Output the records. Match them exactly.
━━━ Information supplied ━━━
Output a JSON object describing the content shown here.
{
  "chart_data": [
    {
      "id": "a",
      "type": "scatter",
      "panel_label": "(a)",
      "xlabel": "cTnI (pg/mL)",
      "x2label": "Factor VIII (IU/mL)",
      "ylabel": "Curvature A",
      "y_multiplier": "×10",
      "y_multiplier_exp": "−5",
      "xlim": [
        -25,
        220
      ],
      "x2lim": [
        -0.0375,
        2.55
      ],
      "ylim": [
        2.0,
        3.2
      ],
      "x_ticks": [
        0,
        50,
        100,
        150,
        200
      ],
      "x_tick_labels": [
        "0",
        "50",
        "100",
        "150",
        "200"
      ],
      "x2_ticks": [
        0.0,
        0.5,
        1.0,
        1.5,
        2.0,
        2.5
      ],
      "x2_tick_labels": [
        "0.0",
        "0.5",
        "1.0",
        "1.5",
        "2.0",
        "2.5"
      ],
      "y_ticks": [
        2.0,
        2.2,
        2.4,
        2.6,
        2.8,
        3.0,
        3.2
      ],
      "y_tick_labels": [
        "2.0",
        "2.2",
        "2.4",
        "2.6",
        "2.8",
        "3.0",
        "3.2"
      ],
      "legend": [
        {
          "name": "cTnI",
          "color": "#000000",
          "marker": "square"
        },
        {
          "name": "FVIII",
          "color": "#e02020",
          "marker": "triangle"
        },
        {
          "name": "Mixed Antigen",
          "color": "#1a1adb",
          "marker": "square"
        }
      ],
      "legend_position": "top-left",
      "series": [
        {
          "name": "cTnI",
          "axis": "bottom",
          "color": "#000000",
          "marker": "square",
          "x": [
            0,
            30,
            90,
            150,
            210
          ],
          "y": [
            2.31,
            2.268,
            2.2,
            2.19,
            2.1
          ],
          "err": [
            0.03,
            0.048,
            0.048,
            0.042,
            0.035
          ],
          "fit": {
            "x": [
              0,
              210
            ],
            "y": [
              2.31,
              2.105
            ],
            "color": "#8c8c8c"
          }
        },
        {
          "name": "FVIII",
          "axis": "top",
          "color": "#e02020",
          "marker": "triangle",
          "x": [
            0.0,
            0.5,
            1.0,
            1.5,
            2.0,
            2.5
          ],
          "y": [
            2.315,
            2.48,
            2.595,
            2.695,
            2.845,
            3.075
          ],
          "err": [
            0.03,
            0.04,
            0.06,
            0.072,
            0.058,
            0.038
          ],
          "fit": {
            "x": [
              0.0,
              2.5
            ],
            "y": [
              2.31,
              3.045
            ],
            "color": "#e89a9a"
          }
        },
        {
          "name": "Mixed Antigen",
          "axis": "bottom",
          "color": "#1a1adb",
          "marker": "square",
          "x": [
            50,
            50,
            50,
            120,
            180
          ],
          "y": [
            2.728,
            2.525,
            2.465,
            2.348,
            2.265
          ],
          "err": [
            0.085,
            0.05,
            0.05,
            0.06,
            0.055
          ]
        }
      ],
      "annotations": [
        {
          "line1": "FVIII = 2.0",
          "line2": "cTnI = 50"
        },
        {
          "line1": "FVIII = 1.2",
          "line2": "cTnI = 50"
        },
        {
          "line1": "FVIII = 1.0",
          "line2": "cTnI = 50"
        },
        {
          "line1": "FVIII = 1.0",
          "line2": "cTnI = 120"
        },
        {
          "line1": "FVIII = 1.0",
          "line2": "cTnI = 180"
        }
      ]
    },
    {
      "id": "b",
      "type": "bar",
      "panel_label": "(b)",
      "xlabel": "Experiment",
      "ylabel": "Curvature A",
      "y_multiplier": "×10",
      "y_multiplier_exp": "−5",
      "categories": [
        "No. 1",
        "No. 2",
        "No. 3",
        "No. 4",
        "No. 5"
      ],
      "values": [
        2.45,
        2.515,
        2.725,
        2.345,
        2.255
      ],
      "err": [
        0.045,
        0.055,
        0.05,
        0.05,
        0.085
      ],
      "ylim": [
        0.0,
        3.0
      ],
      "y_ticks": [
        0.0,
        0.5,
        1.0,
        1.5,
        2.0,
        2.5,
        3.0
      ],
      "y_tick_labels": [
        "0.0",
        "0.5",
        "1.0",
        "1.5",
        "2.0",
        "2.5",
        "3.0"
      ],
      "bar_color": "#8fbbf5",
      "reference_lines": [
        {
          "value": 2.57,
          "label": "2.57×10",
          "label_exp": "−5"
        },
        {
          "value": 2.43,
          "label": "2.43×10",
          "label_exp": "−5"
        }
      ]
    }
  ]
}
━━━
## Result for this exercise:
Output a JSON object describing the content shown here.
{
  "chart_data": [
    {
      "id": "a",
      "type": "scatter",
      "panel_label": "(a)",
      "xlabel": "cTnI (pg/mL)",
      "x2label": "Factor VIII (IU/mL)",
      "ylabel": "Curvature A",
      "y_multiplier": "×10",
      "y_multiplier_exp": "−5",
      "xlim": [
        -25,
        220
      ],
      "x2lim": [
        -0.0375,
        2.55
      ],
      "ylim": [
        2.0,
        3.2
      ],
      "x_ticks": [
        0,
        50,
        100,
        150,
        200
      ],
      "x_tick_labels": [
        "0",
        "50",
        "100",
        "150",
        "200"
      ],
      "x2_ticks": [
        0.0,
        0.5,
        1.0,
        1.5,
        2.0,
        2.5
      ],
      "x2_tick_labels": [
        "0.0",
        "0.5",
        "1.0",
        "1.5",
        "2.0",
        "2.5"
      ],
      "y_ticks": [
        2.0,
        2.2,
        2.4,
        2.6,
        2.8,
        3.0,
        3.2
      ],
      "y_tick_labels": [
        "2.0",
        "2.2",
        "2.4",
        "2.6",
        "2.8",
        "3.0",
        "3.2"
      ],
      "legend": [
        {
          "name": "cTnI",
          "color": "#000000",
          "marker": "square"
        },
        {
          "name": "FVIII",
          "color": "#e02020",
          "marker": "triangle"
        },
        {
          "name": "Mixed Antigen",
          "color": "#1a1adb",
          "marker": "square"
        }
      ],
      "legend_position": "top-left",
      "series": [
        {
          "name": "cTnI",
          "axis": "bottom",
          "color": "#000000",
          "marker": "square",
          "x": [
            0,
            30,
            90,
            150,
            210
          ],
          "y": [
            2.31,
            2.268,
            2.2,
            2.19,
            2.1
          ],
          "err": [
            0.03,
            0.048,
            0.048,
            0.042,
            0.035
          ],
          "fit": {
            "x": [
              0,
              210
            ],
            "y": [
              2.31,
              2.105
            ],
            "color": "#8c8c8c"
          }
        },
        {
          "name": "FVIII",
          "axis": "top",
          "color": "#e02020",
          "marker": "triangle",
          "x": [
            0.0,
            0.5,
            1.0,
            1.5,
            2.0,
            2.5
          ],
          "y": [
            2.315,
            2.48,
            2.595,
            2.695,
            2.845,
            3.075
          ],
          "err": [
            0.03,
            0.04,
            0.06,
            0.072,
            0.058,
            0.038
          ],
          "fit": {
            "x": [
              0.0,
              2.5
            ],
            "y": [
              2.31,
              3.045
            ],
            "color": "#e89a9a"
          }
        },
        {
          "name": "Mixed Antigen",
          "axis": "bottom",
          "color": "#1a1adb",
          "marker": "square",
          "x": [
            50,
            50,
            50,
            120,
            180
          ],
          "y": [
            2.728,
            2.525,
            2.465,
            2.348,
            2.265
          ],
          "err": [
            0.085,
            0.05,
            0.05,
            0.06,
            0.055
          ]
        }
      ],
      "annotations": [
        {
          "line1": "FVIII = 2.0",
          "line2": "cTnI = 50"
        },
        {
          "line1": "FVIII = 1.2",
          "line2": "cTnI = 50"
        },
        {
          "line1": "FVIII = 1.0",
          "line2": "cTnI = 50"
        },
        {
          "line1": "FVIII = 1.0",
          "line2": "cTnI = 120"
        },
        {
          "line1": "FVIII = 1.0",
          "line2": "cTnI = 180"
        }
      ]
    },
    {
      "id": "b",
      "type": "bar",
      "panel_label": "(b)",
      "xlabel": "Experiment",
      "ylabel": "Curvature A",
      "y_multiplier": "×10",
      "y_multiplier_exp": "−5",
      "categories": [
        "No. 1",
        "No. 2",
        "No. 3",
        "No. 4",
        "No. 5"
      ],
      "values": [
        2.45,
        2.515,
        2.725,
        2.345,
        2.255
      ],
      "err": [
        0.045,
        0.055,
        0.05,
        0.05,
        0.085
      ],
      "ylim": [
        0.0,
        3.0
      ],
      "y_ticks": [
        0.0,
        0.5,
        1.0,
        1.5,
        2.0,
        2.5,
        3.0
      ],
      "y_tick_labels": [
        "0.0",
        "0.5",
        "1.0",
        "1.5",
        "2.0",
        "2.5",
        "3.0"
      ],
      "bar_color": "#8fbbf5",
      "reference_lines": [
        {
          "value": 2.57,
          "label": "2.57×10",
          "label_exp": "−5"
        },
        {
          "value": 2.43,
          "label": "2.43×10",
          "label_exp": "−5"
        }
      ]
    }
  ]
}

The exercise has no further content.